## DATA TO USE:
::::
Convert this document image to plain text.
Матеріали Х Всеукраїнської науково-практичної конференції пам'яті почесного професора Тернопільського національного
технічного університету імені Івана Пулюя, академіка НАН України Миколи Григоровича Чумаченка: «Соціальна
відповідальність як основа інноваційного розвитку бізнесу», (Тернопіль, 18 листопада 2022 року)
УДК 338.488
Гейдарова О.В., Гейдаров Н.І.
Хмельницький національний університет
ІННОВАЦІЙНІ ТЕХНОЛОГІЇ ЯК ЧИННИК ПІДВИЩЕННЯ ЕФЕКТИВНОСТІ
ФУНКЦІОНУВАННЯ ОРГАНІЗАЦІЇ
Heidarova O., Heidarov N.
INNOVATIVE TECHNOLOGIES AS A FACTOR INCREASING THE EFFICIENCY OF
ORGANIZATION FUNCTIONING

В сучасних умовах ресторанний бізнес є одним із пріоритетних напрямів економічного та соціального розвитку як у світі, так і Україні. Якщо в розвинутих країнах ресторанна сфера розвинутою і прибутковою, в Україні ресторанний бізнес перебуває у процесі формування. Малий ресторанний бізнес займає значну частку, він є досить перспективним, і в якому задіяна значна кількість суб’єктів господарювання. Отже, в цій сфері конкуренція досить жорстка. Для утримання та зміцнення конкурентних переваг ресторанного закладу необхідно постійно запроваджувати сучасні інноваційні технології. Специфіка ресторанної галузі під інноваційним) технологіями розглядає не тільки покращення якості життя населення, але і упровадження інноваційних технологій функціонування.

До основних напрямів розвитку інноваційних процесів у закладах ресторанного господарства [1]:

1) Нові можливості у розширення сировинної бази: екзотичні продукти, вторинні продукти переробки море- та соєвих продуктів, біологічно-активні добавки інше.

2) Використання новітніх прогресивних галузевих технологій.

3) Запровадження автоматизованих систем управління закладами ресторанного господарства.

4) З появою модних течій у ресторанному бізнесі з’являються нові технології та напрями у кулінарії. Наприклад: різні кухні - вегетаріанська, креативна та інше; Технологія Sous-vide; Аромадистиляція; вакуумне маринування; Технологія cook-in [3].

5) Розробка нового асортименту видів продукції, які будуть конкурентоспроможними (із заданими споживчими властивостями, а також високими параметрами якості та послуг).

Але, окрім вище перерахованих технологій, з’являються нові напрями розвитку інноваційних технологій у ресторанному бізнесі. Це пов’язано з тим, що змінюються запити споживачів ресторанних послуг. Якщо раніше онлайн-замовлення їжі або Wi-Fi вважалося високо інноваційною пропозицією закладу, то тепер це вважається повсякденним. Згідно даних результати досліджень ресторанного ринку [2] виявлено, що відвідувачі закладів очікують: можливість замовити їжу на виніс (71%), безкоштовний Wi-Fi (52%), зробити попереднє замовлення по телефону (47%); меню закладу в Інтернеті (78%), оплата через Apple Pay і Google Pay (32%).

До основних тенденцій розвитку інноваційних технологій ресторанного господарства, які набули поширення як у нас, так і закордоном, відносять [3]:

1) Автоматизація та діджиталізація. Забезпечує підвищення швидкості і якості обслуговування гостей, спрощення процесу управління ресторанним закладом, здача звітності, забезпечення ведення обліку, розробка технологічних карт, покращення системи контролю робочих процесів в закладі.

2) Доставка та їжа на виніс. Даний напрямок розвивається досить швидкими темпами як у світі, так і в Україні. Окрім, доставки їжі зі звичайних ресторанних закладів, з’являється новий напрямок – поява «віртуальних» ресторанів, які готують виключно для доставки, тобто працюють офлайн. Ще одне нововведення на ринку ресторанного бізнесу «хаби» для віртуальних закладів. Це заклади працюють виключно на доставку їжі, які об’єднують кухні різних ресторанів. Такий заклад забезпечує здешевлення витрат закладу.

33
::::
## PROMPT:
Report back each line of the entries that holds the string "бізнесу".

## PROBLEM SOLUTION:
відповідальність як основа інноваційного розвитку бізнесу», (Тернопіль, 18 листопада 2022 року)
2) Доставка та їжа на виніс. Даний напрямок розвивається досить швидкими темпами як у світі, так і в Україні. Окрім, доставки їжі зі звичайних ресторанних закладів, з’являється новий напрямок – поява «віртуальних» ресторанів, які готують виключно для доставки, тобто працюють офлайн. Ще одне нововведення на ринку ресторанного бізнесу «хаби» для віртуальних закладів. Це заклади працюють виключно на доставку їжі, які об’єднують кухні різних ресторанів. Такий заклад забезпечує здешевлення витрат закладу.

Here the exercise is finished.